**TASK DETAILS**
Without the pictures, copy the entries below word for word.

Begin

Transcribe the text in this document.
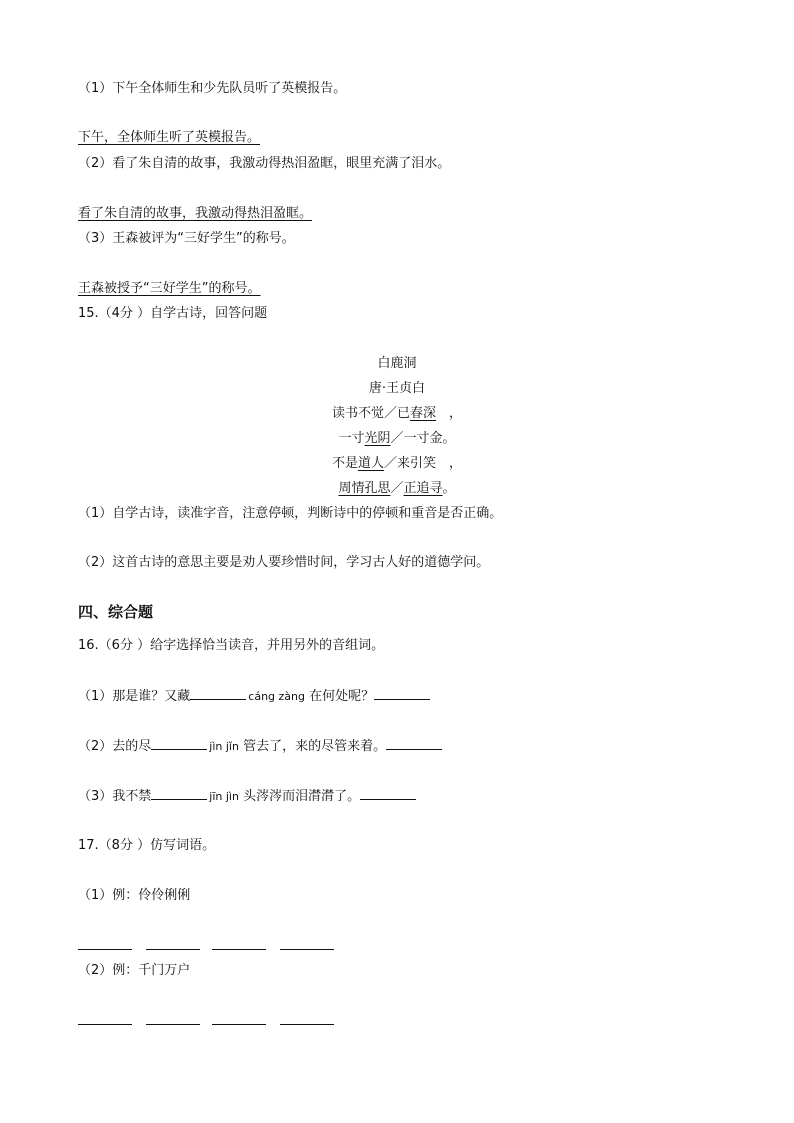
（1）下午全体师生和少先队员听了英模报告。
下午，全体师生听了英模报告。
（2）看了朱自清的故事，我激动得热泪盈眶，眼里充满了泪水。
看了朱自清的故事，我激动得热泪盈眶。
（3）王森被评为“三好学生”的称号。
王森被授予“三好学生”的称号。
15.（4分 ）自学古诗，回答问题
白鹿洞
唐·王贞白
读书不觉／已春深　，
一寸光阴／一寸金。
不是道人／来引笑　，
周情孔思／正追寻。
（1）自学古诗，读准字音，注意停顿，判断诗中的停顿和重音是否正确。
（2）这首古诗的意思主要是劝人要珍惜时间，学习古人好的道德学问。
四、综合题
16.（6分 ）给字选择恰当读音，并用另外的音组词。
（1）那是谁？又藏	cáng zàng 在何处呢？
（2）去的尽	jìn jǐn 管去了，来的尽管来着。
（3）我不禁	jīn jìn 头涔涔而泪潸潸了。
17.（8分 ）仿写词语。
（1）例：伶伶俐俐
（2）例：千门万户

End

**SOLUTION**
Transcribe the text in this document.
（1）下午全体师生和少先队员听了英模报告。
下午，全体师生听了英模报告。
（2）看了朱自清的故事，我激动得热泪盈眶，眼里充满了泪水。
看了朱自清的故事，我激动得热泪盈眶。
（3）王森被评为“三好学生”的称号。
王森被授予“三好学生”的称号。
15.（4分 ）自学古诗，回答问题
白鹿洞
唐·王贞白
读书不觉／已春深　，
一寸光阴／一寸金。
不是道人／来引笑　，
周情孔思／正追寻。
（1）自学古诗，读准字音，注意停顿，判断诗中的停顿和重音是否正确。
（2）这首古诗的意思主要是劝人要珍惜时间，学习古人好的道德学问。
四、综合题
16.（6分 ）给字选择恰当读音，并用另外的音组词。
（1）那是谁？又藏	cáng zàng 在何处呢？
（2）去的尽	jìn jǐn 管去了，来的尽管来着。
（3）我不禁	jīn jìn 头涔涔而泪潸潸了。
17.（8分 ）仿写词语。
（1）例：伶伶俐俐
（2）例：千门万户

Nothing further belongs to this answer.